EXERCISE BRIEF: Pull every line that holds the word "case" from the entries.

INPUT MATERIAL:
— Begin —

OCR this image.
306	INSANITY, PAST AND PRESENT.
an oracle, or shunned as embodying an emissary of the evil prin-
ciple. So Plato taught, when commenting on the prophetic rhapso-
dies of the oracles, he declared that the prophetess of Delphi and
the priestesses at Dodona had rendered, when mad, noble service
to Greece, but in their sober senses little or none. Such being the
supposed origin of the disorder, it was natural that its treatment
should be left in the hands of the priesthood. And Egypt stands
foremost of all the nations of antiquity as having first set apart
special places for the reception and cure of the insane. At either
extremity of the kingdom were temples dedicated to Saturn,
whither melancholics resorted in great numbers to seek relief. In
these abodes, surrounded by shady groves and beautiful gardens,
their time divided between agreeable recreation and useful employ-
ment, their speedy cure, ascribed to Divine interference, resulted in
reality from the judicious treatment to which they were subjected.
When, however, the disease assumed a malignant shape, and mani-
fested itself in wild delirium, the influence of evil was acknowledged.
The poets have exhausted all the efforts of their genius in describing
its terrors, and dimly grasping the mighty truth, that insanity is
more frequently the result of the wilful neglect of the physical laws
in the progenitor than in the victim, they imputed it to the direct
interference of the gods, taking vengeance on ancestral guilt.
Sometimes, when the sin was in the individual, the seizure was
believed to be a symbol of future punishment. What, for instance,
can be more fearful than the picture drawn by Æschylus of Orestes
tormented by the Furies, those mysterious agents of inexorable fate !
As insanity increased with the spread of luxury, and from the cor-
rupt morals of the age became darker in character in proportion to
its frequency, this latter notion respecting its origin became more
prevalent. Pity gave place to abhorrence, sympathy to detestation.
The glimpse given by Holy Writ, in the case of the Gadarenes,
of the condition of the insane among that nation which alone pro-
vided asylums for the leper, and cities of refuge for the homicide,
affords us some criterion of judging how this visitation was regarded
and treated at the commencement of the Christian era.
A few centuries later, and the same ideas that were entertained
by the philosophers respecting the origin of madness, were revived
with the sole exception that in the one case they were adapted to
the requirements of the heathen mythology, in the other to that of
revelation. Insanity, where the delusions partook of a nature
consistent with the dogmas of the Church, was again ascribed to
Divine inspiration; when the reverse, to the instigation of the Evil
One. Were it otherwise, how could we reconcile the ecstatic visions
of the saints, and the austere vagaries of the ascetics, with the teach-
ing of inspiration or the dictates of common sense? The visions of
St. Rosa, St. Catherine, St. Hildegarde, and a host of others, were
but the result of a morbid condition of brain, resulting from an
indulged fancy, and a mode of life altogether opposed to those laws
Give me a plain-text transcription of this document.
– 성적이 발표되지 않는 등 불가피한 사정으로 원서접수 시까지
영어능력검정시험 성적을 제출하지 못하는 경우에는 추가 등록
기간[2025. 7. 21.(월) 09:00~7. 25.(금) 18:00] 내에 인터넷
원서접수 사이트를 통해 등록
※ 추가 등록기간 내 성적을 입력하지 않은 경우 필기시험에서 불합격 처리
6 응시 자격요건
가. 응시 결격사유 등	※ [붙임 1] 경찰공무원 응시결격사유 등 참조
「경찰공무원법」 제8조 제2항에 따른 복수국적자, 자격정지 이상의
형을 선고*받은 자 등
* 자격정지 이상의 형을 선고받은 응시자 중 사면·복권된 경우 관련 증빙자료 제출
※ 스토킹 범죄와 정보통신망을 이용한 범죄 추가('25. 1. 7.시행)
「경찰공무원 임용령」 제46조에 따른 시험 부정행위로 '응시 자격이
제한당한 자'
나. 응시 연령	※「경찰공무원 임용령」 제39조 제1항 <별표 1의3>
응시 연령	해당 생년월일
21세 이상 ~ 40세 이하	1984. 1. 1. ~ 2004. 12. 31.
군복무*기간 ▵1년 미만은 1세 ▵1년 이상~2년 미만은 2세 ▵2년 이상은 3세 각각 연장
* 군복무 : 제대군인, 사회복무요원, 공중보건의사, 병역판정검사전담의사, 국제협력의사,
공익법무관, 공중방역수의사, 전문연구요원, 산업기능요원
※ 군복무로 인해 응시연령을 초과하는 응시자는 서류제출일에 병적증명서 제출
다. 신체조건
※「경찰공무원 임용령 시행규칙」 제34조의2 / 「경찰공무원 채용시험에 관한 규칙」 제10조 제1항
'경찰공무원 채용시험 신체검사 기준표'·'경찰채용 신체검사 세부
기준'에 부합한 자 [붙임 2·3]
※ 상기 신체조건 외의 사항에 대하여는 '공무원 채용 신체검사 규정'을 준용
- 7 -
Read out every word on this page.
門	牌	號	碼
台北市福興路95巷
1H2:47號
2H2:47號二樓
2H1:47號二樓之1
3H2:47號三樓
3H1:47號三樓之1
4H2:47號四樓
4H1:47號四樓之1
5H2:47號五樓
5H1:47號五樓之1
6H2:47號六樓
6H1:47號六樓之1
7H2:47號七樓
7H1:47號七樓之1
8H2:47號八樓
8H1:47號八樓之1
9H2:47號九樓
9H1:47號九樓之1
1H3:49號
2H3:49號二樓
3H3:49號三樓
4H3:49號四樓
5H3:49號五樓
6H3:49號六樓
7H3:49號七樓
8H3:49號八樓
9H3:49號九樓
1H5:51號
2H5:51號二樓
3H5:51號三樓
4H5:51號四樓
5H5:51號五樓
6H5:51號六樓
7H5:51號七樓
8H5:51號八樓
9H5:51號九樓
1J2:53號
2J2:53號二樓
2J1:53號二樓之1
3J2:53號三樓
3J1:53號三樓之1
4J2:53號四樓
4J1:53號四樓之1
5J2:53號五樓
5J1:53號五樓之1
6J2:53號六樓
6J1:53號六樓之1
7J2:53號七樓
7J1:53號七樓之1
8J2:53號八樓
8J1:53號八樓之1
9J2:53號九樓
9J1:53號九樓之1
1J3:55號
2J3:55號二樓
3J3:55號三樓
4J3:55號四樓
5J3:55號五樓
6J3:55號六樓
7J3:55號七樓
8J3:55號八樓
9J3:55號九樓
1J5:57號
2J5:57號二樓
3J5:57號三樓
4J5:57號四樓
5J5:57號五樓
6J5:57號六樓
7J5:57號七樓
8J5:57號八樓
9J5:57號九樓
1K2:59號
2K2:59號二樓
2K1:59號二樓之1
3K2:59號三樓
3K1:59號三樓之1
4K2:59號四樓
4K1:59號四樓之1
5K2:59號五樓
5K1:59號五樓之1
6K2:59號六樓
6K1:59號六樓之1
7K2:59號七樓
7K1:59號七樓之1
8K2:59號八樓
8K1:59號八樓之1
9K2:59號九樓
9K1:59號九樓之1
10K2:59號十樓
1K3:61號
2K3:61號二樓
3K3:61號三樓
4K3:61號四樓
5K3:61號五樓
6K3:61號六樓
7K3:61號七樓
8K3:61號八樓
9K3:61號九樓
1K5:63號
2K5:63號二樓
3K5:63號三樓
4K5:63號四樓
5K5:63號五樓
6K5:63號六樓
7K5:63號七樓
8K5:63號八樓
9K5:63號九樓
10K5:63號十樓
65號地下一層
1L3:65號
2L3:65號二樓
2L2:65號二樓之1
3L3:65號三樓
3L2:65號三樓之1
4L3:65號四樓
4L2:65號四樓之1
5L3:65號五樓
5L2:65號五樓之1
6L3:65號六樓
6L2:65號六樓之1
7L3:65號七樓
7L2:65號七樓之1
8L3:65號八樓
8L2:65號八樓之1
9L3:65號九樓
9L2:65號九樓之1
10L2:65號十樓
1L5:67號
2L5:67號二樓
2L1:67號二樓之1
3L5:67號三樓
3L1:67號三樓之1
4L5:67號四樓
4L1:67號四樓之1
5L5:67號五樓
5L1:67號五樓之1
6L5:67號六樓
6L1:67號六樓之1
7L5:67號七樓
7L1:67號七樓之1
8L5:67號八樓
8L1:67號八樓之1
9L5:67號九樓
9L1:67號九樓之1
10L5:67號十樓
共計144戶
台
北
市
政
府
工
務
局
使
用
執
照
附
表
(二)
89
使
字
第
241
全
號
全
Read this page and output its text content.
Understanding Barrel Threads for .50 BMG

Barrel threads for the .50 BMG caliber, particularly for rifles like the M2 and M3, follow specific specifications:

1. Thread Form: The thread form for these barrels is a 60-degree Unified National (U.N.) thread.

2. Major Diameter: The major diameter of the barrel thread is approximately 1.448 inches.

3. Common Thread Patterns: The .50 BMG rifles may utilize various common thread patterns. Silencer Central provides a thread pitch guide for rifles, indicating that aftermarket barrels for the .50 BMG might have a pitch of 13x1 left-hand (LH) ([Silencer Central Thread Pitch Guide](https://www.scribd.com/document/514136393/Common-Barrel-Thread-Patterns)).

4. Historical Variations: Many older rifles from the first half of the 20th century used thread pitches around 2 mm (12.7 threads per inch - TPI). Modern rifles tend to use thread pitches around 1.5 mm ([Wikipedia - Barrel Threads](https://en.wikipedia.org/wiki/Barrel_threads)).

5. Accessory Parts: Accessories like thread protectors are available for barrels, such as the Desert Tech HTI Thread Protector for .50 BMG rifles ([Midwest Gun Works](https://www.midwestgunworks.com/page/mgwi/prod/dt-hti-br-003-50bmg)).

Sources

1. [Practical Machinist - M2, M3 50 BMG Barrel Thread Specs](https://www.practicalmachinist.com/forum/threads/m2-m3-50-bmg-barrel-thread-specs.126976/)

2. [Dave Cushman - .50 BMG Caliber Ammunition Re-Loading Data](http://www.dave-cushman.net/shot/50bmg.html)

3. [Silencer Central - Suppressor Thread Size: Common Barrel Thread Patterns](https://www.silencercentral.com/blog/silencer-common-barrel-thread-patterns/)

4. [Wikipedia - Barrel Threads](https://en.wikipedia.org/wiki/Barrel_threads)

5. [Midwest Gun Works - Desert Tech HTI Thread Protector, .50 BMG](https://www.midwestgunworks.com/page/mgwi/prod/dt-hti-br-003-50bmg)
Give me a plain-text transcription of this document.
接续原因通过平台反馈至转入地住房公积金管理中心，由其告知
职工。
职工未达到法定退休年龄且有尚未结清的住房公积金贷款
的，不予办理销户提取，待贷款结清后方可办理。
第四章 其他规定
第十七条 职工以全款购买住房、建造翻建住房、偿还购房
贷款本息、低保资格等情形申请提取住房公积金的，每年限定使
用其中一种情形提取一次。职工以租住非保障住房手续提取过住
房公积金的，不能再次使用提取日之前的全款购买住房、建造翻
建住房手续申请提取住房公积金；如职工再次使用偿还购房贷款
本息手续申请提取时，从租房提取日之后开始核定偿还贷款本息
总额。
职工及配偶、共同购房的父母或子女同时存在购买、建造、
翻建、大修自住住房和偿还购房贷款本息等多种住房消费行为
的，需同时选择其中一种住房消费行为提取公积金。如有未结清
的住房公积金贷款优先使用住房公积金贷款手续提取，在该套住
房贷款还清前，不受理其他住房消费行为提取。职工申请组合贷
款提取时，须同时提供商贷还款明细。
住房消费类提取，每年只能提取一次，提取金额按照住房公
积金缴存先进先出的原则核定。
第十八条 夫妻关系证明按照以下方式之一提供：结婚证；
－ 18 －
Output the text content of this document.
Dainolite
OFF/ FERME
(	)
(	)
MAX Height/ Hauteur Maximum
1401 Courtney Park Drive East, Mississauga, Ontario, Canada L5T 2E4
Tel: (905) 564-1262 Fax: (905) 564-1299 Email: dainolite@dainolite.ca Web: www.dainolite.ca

— End —

RESULT FOR THIS TASK:
The glimpse given by Holy Writ, in the case of the Gadarenes,
with the sole exception that in the one case they were adapted to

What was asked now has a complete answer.